• TASK REQUIREMENTS: Find every line of the listing below where "ROSSO" appears, and copy it.

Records
# # # # #

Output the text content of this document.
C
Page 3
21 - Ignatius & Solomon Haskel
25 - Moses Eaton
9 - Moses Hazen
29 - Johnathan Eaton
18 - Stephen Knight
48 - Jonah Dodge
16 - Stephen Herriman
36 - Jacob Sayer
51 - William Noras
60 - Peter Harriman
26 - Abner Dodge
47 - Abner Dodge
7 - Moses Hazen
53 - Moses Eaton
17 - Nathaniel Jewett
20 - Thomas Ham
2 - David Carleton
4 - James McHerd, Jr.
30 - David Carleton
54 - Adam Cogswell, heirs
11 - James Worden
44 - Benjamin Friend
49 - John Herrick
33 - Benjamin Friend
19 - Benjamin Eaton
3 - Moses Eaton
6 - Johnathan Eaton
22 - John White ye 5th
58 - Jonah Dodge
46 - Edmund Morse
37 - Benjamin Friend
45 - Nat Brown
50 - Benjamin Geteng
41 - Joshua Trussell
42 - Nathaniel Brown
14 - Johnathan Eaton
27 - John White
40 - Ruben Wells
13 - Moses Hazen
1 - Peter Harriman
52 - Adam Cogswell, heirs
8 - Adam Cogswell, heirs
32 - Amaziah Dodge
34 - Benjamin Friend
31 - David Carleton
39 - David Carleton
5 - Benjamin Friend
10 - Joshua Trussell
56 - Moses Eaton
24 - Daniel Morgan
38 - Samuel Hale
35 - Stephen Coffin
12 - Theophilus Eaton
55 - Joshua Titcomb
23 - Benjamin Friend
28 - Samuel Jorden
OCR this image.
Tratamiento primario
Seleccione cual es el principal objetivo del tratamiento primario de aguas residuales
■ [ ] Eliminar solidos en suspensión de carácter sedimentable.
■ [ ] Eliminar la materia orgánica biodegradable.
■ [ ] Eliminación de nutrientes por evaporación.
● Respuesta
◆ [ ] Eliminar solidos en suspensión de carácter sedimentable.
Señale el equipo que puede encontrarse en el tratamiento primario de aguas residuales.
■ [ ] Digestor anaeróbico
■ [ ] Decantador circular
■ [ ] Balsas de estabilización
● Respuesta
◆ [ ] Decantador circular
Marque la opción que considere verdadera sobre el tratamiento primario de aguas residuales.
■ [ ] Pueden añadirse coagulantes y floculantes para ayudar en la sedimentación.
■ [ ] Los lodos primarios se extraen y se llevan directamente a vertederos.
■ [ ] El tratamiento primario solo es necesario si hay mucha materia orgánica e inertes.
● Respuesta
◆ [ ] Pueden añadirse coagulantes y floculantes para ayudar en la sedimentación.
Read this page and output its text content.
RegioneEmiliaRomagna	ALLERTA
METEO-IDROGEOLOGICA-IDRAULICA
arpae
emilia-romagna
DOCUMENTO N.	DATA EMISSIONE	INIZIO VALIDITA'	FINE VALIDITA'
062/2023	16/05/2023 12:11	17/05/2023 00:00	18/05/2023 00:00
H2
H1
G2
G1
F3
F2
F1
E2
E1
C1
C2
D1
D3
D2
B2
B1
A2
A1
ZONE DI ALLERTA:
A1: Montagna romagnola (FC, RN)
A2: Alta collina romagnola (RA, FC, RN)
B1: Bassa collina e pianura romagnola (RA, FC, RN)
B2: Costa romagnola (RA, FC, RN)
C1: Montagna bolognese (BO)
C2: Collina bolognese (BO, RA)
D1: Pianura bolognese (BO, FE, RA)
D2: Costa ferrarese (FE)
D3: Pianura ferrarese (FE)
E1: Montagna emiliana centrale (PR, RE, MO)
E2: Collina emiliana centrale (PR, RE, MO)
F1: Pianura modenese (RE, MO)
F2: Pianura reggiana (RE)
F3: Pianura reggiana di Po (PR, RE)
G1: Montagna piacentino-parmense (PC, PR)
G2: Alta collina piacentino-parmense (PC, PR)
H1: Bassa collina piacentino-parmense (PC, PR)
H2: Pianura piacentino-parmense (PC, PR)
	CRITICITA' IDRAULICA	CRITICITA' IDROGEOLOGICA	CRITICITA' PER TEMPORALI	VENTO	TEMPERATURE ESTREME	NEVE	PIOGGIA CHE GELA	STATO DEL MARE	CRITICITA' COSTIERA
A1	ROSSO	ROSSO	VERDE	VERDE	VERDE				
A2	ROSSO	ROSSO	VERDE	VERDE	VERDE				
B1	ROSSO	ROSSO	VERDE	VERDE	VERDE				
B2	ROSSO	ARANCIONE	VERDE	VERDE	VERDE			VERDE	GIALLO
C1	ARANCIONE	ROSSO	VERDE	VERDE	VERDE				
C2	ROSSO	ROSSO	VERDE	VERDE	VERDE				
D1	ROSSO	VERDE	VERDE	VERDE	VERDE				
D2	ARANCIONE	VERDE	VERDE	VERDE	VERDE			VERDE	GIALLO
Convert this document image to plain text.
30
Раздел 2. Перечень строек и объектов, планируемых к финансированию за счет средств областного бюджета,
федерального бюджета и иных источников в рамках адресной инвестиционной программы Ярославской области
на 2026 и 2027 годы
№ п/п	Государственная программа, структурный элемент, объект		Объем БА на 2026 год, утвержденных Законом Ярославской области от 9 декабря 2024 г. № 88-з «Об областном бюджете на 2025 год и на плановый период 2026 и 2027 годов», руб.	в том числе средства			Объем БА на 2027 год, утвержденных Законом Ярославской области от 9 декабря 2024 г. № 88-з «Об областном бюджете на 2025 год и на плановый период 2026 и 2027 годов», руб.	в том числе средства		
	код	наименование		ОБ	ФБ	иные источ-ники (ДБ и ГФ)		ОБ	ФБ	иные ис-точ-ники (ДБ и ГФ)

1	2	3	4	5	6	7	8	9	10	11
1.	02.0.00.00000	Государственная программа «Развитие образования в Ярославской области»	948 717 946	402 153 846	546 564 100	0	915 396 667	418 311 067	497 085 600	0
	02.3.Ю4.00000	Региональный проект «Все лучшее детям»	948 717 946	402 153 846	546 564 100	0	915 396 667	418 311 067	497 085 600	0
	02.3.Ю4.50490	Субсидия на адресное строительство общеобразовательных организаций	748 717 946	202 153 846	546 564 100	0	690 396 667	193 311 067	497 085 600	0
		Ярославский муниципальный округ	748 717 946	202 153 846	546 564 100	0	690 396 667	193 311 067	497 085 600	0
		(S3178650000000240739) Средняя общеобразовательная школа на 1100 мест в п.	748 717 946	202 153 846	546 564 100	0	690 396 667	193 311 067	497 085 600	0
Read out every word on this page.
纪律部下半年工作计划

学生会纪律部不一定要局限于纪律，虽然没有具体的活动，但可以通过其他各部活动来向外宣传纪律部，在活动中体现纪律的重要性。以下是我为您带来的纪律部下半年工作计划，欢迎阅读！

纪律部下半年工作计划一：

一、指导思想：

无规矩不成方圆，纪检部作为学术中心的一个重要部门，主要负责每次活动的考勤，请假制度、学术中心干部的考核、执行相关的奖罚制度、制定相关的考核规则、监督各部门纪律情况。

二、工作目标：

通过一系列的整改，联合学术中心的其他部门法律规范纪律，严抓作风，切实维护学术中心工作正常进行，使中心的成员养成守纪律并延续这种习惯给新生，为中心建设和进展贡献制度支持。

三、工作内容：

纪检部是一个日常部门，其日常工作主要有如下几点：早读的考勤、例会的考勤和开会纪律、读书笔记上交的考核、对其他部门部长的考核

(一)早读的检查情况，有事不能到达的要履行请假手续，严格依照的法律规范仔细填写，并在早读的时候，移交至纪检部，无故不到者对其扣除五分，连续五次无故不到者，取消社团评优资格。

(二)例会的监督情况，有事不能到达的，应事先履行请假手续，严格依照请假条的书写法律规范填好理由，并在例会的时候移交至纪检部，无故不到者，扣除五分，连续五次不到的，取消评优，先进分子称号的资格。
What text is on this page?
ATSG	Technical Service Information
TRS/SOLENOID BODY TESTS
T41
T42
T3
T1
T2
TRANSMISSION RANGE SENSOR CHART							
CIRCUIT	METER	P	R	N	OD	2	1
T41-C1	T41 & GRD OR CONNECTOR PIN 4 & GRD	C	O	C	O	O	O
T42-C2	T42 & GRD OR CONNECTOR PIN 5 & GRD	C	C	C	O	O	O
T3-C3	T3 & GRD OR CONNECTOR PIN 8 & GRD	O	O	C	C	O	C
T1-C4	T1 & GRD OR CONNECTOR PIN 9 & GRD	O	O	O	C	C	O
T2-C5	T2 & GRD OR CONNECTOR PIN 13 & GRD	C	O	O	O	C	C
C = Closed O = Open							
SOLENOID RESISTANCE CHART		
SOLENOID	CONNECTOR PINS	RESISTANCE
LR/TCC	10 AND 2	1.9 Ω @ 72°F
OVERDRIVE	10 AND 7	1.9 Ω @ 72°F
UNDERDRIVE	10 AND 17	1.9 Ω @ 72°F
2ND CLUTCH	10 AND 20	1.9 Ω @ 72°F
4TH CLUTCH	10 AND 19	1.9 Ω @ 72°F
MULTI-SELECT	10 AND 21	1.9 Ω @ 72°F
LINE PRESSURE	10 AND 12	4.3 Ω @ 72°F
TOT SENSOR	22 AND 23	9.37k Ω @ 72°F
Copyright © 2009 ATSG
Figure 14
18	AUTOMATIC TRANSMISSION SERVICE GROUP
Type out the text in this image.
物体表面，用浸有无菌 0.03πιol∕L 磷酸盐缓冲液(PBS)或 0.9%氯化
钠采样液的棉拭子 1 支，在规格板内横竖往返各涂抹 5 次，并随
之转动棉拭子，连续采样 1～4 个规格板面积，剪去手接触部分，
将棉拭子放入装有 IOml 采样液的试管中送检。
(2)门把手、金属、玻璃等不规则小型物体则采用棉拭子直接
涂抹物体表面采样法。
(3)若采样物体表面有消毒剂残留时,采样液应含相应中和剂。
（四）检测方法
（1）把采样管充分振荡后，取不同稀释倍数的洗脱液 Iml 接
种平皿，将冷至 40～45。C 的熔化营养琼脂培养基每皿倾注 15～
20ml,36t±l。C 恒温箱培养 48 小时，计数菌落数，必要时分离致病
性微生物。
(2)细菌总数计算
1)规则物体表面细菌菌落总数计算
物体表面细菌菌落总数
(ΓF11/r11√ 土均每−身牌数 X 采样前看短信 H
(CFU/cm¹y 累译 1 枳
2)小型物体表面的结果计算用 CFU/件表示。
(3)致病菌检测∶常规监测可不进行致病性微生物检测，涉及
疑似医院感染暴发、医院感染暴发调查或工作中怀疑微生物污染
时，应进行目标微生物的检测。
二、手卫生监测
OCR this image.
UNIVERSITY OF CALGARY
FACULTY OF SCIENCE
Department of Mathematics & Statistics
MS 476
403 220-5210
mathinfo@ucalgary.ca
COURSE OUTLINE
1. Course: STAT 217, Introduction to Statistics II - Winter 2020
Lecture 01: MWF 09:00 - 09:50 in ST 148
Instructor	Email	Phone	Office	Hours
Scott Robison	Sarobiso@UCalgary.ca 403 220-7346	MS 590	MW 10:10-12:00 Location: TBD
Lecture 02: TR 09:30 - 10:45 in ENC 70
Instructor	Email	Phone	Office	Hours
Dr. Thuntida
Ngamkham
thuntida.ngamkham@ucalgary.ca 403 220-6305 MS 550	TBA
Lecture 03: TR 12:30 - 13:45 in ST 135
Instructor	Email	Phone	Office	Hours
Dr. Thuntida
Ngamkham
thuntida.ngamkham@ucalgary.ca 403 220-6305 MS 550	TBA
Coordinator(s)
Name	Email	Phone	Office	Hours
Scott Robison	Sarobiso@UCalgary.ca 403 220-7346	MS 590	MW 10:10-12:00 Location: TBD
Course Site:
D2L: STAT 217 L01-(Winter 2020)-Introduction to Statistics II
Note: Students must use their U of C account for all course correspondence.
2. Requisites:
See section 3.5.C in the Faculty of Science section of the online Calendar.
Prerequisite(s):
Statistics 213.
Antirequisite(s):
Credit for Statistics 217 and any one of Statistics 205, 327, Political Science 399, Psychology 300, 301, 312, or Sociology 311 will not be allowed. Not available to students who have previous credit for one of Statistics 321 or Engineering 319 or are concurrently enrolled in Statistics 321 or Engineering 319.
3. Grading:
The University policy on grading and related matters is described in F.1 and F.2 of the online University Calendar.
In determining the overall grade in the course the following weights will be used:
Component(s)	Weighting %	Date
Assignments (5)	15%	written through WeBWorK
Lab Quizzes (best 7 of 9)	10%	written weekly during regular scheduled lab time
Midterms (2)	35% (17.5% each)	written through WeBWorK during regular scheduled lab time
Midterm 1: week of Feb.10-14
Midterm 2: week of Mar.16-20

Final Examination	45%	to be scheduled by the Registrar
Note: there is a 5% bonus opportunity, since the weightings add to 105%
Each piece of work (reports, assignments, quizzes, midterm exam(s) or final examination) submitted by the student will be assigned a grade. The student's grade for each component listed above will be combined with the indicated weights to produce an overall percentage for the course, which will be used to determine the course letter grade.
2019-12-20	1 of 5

# # # # #

• TASK ANSWER:
A1	ROSSO	ROSSO	VERDE	VERDE	VERDE				
A2	ROSSO	ROSSO	VERDE	VERDE	VERDE				
B1	ROSSO	ROSSO	VERDE	VERDE	VERDE				
B2	ROSSO	ARANCIONE	VERDE	VERDE	VERDE			VERDE	GIALLO
C1	ARANCIONE	ROSSO	VERDE	VERDE	VERDE				
C2	ROSSO	ROSSO	VERDE	VERDE	VERDE				
D1	ROSSO	VERDE	VERDE	VERDE	VERDE				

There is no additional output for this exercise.